### What is expected
Each line that includes the string "Études" counts once; give the total and nothing else.

### Provided entries
• • • • • • •
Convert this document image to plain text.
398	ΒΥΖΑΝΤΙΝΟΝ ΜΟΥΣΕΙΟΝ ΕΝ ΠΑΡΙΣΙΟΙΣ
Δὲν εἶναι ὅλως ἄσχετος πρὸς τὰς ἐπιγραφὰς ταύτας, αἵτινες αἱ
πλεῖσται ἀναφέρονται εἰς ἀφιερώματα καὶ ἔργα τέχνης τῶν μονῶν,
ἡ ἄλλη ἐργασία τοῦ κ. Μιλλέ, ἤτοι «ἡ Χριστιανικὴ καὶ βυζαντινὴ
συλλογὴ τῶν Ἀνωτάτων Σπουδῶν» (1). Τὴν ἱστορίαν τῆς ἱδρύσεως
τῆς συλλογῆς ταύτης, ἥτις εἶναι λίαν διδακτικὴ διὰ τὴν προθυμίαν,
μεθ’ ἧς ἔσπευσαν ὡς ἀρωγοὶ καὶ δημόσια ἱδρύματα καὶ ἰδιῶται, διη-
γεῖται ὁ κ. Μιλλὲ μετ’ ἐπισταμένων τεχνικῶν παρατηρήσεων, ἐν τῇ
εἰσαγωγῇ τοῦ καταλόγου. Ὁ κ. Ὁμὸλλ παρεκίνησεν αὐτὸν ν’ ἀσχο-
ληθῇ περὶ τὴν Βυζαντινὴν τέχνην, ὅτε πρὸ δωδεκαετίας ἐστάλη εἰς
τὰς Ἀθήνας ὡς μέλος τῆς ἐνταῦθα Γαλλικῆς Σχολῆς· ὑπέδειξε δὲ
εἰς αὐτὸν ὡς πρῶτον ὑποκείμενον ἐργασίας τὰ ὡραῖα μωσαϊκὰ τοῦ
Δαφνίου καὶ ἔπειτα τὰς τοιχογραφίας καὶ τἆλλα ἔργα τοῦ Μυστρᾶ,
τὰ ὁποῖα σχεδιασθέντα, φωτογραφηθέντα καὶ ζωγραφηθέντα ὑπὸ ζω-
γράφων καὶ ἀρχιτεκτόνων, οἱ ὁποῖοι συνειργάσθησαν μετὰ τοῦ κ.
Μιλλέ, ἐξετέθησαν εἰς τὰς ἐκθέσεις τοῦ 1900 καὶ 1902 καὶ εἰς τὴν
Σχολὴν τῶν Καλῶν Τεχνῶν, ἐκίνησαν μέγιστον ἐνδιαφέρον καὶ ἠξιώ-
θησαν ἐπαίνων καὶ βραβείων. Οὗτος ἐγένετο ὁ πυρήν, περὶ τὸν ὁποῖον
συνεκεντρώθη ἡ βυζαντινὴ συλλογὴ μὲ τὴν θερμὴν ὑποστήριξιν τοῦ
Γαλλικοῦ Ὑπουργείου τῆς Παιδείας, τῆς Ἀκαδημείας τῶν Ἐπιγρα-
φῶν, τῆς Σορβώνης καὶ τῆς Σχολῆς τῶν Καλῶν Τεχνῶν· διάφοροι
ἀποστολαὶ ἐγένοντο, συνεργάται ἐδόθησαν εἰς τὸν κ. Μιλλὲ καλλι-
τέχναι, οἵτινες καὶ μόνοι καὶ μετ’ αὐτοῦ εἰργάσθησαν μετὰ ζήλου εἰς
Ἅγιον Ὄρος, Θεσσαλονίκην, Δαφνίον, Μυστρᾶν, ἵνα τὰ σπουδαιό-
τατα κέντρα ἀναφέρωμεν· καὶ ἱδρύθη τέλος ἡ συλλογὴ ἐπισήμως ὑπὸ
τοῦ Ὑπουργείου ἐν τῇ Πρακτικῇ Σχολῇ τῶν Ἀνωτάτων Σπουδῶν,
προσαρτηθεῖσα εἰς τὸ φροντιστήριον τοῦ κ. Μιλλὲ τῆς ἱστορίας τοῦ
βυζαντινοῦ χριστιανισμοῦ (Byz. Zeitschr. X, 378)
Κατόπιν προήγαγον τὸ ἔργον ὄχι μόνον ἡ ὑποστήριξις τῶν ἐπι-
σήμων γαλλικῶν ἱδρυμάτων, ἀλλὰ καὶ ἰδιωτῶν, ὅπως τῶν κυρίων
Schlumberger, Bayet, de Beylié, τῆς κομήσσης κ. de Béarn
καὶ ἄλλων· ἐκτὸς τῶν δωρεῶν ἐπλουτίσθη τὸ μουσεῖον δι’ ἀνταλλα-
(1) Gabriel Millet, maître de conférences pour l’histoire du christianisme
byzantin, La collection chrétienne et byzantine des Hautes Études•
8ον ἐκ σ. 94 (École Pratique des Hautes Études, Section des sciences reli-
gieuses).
• • • • • • •
### Task solution
2